--- Start of Task data ---

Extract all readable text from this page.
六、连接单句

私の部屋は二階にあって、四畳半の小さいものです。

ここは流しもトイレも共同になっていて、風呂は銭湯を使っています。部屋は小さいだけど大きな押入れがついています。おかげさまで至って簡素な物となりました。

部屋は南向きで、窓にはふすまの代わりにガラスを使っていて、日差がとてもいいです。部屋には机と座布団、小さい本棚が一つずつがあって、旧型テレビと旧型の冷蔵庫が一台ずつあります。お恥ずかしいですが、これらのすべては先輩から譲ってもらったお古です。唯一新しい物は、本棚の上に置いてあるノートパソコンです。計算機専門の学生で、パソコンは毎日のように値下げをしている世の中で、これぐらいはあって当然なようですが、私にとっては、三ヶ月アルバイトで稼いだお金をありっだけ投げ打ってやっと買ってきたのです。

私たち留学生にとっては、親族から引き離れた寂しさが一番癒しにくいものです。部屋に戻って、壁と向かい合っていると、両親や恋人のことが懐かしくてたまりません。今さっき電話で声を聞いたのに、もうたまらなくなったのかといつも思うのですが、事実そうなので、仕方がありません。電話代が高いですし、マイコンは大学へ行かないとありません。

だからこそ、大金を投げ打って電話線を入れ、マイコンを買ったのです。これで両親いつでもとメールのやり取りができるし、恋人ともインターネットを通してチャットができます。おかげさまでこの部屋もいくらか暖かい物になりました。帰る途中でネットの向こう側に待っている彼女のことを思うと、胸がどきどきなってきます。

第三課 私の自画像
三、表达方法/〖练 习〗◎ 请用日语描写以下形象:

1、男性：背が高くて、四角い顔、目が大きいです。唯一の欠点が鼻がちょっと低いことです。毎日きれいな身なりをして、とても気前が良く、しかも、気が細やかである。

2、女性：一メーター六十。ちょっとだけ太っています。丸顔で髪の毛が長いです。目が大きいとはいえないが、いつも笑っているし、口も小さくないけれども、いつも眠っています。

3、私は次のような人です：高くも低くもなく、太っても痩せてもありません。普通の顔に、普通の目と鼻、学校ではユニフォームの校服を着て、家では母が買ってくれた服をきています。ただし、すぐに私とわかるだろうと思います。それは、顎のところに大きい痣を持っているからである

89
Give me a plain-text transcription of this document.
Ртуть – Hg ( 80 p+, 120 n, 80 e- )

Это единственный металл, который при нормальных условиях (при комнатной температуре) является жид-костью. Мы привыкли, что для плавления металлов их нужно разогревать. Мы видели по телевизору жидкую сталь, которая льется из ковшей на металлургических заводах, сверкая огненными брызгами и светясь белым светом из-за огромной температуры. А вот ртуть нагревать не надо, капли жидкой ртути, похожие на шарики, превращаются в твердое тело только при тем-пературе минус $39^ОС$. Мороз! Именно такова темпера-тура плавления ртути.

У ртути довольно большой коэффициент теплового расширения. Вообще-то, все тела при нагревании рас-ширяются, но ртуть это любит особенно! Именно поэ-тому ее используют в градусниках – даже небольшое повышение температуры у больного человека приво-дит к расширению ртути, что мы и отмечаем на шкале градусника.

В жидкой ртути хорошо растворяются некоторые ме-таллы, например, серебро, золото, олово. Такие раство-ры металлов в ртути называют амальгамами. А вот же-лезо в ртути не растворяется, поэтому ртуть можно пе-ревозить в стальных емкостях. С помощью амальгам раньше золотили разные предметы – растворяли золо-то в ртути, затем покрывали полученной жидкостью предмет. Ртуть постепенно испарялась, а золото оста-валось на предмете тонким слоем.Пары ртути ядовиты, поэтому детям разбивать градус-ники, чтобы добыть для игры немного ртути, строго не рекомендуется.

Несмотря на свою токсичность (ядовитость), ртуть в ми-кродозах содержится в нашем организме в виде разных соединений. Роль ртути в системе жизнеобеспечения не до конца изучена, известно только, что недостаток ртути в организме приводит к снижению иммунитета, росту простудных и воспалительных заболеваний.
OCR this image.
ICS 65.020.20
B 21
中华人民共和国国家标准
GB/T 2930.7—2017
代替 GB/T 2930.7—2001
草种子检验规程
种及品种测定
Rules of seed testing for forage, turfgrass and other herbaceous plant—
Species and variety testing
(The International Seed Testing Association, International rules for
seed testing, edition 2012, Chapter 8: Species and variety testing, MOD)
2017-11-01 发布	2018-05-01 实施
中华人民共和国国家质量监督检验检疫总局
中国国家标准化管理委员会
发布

--- End of Task data ---

Quote the material exactly, leaving nothing out.

Result of the exercise:
Extract all readable text from this page.
六、连接单句

私の部屋は二階にあって、四畳半の小さいものです。

ここは流しもトイレも共同になっていて、風呂は銭湯を使っています。部屋は小さいだけど大きな押入れがついています。おかげさまで至って簡素な物となりました。

部屋は南向きで、窓にはふすまの代わりにガラスを使っていて、日差がとてもいいです。部屋には机と座布団、小さい本棚が一つずつがあって、旧型テレビと旧型の冷蔵庫が一台ずつあります。お恥ずかしいですが、これらのすべては先輩から譲ってもらったお古です。唯一新しい物は、本棚の上に置いてあるノートパソコンです。計算機専門の学生で、パソコンは毎日のように値下げをしている世の中で、これぐらいはあって当然なようですが、私にとっては、三ヶ月アルバイトで稼いだお金をありっだけ投げ打ってやっと買ってきたのです。

私たち留学生にとっては、親族から引き離れた寂しさが一番癒しにくいものです。部屋に戻って、壁と向かい合っていると、両親や恋人のことが懐かしくてたまりません。今さっき電話で声を聞いたのに、もうたまらなくなったのかといつも思うのですが、事実そうなので、仕方がありません。電話代が高いですし、マイコンは大学へ行かないとありません。

だからこそ、大金を投げ打って電話線を入れ、マイコンを買ったのです。これで両親いつでもとメールのやり取りができるし、恋人ともインターネットを通してチャットができます。おかげさまでこの部屋もいくらか暖かい物になりました。帰る途中でネットの向こう側に待っている彼女のことを思うと、胸がどきどきなってきます。

第三課 私の自画像
三、表达方法/〖练 习〗◎ 请用日语描写以下形象:

1、男性：背が高くて、四角い顔、目が大きいです。唯一の欠点が鼻がちょっと低いことです。毎日きれいな身なりをして、とても気前が良く、しかも、気が細やかである。

2、女性：一メーター六十。ちょっとだけ太っています。丸顔で髪の毛が長いです。目が大きいとはいえないが、いつも笑っているし、口も小さくないけれども、いつも眠っています。

3、私は次のような人です：高くも低くもなく、太っても痩せてもありません。普通の顔に、普通の目と鼻、学校ではユニフォームの校服を着て、家では母が買ってくれた服をきています。ただし、すぐに私とわかるだろうと思います。それは、顎のところに大きい痣を持っているからである

89
Give me a plain-text transcription of this document.
Ртуть – Hg ( 80 p+, 120 n, 80 e- )

Это единственный металл, который при нормальных условиях (при комнатной температуре) является жид-костью. Мы привыкли, что для плавления металлов их нужно разогревать. Мы видели по телевизору жидкую сталь, которая льется из ковшей на металлургических заводах, сверкая огненными брызгами и светясь белым светом из-за огромной температуры. А вот ртуть нагревать не надо, капли жидкой ртути, похожие на шарики, превращаются в твердое тело только при тем-пературе минус $39^ОС$. Мороз! Именно такова темпера-тура плавления ртути.

У ртути довольно большой коэффициент теплового расширения. Вообще-то, все тела при нагревании рас-ширяются, но ртуть это любит особенно! Именно поэ-тому ее используют в градусниках – даже небольшое повышение температуры у больного человека приво-дит к расширению ртути, что мы и отмечаем на шкале градусника.

В жидкой ртути хорошо растворяются некоторые ме-таллы, например, серебро, золото, олово. Такие раство-ры металлов в ртути называют амальгамами. А вот же-лезо в ртути не растворяется, поэтому ртуть можно пе-ревозить в стальных емкостях. С помощью амальгам раньше золотили разные предметы – растворяли золо-то в ртути, затем покрывали полученной жидкостью предмет. Ртуть постепенно испарялась, а золото оста-валось на предмете тонким слоем.Пары ртути ядовиты, поэтому детям разбивать градус-ники, чтобы добыть для игры немного ртути, строго не рекомендуется.

Несмотря на свою токсичность (ядовитость), ртуть в ми-кродозах содержится в нашем организме в виде разных соединений. Роль ртути в системе жизнеобеспечения не до конца изучена, известно только, что недостаток ртути в организме приводит к снижению иммунитета, росту простудных и воспалительных заболеваний.
OCR this image.
ICS 65.020.20
B 21
中华人民共和国国家标准
GB/T 2930.7—2017
代替 GB/T 2930.7—2001
草种子检验规程
种及品种测定
Rules of seed testing for forage, turfgrass and other herbaceous plant—
Species and variety testing
(The International Seed Testing Association, International rules for
seed testing, edition 2012, Chapter 8: Species and variety testing, MOD)
2017-11-01 发布	2018-05-01 实施
中华人民共和国国家质量监督检验检疫总局
中国国家标准化管理委员会
发布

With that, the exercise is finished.